» WHAT THE EXERCISE ASKS:
Each line that holds the word "Apply" counts once; give the total for the records below and nothing else.

» AVAILABLE RECORDS:
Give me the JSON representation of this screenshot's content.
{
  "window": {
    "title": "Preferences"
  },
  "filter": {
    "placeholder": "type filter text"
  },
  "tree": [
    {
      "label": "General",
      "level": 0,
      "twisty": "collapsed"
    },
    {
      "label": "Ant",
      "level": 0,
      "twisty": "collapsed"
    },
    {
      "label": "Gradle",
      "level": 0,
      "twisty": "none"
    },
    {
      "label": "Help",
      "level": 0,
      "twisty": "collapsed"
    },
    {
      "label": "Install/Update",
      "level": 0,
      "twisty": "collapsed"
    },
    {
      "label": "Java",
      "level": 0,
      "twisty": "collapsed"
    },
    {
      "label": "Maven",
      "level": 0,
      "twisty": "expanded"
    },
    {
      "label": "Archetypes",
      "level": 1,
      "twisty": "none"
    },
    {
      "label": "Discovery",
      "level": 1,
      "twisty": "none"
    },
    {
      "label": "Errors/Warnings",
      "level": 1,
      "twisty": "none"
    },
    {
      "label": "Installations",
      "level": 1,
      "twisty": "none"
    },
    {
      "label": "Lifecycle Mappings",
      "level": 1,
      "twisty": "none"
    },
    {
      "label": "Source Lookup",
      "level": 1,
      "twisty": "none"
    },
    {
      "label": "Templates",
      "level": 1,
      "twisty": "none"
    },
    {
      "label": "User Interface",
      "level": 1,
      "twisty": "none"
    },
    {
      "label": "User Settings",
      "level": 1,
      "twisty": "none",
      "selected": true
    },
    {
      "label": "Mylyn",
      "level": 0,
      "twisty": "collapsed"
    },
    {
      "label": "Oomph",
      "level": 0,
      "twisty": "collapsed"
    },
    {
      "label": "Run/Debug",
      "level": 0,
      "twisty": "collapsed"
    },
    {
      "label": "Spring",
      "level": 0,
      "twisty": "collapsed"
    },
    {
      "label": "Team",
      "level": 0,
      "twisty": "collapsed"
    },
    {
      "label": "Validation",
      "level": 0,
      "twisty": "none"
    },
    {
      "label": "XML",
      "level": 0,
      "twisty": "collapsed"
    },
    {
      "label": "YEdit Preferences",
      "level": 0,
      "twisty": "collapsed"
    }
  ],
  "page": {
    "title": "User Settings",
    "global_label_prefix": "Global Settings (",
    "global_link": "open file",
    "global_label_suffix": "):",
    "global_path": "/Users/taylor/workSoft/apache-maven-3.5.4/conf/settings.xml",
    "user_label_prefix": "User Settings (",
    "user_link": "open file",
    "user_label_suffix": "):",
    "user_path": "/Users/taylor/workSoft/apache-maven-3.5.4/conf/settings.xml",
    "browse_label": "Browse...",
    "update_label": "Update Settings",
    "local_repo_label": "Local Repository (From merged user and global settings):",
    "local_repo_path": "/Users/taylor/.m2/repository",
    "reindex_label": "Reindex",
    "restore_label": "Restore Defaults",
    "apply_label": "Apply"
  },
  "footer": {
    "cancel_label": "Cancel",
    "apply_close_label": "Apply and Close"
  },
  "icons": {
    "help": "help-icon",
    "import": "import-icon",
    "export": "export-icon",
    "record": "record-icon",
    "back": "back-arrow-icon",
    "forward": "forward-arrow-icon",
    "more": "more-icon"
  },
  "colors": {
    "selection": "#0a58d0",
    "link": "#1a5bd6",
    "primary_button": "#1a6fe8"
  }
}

» THE RESULT:
2